§ **STATED EXERCISE**:
Examine each line of the data. Copy those that contain the string "xlabel".

§ **DATA PROVIDED**:
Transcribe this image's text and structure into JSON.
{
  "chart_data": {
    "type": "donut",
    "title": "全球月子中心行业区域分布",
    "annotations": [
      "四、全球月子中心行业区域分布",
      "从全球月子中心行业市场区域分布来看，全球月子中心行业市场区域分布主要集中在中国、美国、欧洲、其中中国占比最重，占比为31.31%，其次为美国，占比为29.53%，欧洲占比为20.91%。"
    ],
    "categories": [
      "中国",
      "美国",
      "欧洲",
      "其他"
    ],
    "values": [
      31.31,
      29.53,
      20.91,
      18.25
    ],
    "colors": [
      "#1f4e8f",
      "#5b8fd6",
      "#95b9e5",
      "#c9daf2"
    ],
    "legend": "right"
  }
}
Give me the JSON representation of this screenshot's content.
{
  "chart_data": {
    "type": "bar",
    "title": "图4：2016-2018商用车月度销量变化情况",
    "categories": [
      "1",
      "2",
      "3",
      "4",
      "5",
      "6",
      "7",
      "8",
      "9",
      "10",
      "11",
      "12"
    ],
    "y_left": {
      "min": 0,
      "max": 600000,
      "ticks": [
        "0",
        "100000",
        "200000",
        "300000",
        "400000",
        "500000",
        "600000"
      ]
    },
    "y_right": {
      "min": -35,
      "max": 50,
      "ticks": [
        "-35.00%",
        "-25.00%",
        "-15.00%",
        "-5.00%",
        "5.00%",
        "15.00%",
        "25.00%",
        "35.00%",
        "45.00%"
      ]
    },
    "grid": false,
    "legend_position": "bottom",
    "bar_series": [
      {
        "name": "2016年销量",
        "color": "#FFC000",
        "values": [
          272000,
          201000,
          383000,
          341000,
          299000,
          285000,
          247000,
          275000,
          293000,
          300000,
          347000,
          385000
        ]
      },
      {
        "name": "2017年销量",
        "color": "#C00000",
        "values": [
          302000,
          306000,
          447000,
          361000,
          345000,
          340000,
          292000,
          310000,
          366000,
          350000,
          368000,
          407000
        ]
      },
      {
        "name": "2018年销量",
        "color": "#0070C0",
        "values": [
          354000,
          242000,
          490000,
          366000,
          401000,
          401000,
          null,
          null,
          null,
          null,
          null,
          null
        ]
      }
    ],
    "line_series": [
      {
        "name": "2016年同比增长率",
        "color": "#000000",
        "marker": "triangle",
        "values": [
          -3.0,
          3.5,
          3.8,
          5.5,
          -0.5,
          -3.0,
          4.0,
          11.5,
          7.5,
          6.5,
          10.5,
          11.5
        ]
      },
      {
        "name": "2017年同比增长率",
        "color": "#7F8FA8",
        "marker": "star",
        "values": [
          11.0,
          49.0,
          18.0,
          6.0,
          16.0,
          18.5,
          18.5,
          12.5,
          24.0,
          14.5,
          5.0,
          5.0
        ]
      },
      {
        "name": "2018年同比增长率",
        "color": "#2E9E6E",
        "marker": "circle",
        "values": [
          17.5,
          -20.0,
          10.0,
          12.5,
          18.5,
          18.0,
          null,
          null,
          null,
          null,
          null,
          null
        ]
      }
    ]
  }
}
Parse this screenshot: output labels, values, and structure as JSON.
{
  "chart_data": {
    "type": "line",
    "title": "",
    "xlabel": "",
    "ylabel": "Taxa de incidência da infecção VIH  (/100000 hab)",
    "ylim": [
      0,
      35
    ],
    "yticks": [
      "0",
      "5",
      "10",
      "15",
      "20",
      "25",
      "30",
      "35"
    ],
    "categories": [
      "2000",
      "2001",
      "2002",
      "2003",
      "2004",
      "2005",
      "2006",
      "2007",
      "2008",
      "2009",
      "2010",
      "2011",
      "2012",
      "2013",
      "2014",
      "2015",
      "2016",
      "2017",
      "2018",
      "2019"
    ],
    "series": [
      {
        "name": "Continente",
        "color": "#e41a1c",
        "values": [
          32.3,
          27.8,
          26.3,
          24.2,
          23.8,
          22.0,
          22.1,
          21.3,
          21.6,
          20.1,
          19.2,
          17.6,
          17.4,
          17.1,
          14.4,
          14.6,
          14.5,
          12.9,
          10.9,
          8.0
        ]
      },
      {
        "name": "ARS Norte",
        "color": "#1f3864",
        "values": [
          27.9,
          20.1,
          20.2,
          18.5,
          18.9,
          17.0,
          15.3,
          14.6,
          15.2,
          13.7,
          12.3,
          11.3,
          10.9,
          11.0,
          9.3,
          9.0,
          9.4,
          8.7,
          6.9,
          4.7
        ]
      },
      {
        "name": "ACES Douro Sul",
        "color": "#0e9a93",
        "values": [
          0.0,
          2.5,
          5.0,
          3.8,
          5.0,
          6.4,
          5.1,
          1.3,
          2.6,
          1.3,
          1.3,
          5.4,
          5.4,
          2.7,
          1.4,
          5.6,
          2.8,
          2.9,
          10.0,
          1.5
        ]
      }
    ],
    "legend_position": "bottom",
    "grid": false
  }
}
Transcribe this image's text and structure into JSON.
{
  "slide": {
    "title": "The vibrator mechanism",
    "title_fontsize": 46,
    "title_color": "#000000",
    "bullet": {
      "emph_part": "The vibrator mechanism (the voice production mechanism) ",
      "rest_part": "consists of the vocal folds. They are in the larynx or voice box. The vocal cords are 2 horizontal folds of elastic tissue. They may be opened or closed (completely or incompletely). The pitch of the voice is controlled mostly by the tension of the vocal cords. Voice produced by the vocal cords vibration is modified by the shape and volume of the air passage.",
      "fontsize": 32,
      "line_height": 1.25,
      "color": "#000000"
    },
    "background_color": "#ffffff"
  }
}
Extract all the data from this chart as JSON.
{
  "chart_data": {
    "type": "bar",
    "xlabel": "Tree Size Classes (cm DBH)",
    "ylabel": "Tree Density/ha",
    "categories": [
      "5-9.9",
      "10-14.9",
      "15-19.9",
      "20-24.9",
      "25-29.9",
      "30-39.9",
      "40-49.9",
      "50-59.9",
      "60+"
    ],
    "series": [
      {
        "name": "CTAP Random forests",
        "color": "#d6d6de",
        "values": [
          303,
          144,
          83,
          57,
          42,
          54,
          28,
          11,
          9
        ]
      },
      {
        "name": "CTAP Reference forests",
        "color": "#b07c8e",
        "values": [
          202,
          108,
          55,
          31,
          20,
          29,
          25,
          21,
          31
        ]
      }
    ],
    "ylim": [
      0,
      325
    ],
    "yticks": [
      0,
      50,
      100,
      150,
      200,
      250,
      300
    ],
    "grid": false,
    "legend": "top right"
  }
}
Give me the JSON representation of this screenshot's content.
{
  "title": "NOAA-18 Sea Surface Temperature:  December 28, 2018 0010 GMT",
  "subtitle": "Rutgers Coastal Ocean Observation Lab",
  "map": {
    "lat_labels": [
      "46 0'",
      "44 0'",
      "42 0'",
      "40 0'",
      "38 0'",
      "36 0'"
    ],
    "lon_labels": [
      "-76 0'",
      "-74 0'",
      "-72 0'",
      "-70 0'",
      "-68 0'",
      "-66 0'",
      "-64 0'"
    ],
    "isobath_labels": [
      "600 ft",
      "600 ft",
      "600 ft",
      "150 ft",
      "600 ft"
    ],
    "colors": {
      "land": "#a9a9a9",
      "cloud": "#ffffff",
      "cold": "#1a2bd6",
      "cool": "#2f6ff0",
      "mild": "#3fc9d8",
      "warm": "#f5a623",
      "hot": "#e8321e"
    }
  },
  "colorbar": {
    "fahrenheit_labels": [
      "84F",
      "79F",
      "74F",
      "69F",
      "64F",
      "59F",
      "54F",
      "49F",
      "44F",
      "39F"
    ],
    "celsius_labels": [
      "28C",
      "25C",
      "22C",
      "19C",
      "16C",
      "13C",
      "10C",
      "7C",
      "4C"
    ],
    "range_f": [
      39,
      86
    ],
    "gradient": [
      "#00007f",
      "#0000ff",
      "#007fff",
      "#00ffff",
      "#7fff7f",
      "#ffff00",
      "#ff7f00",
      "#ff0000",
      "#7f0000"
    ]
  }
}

§ **TASK RESULT**:
    "xlabel": "",
    "xlabel": "Tree Size Classes (cm DBH)",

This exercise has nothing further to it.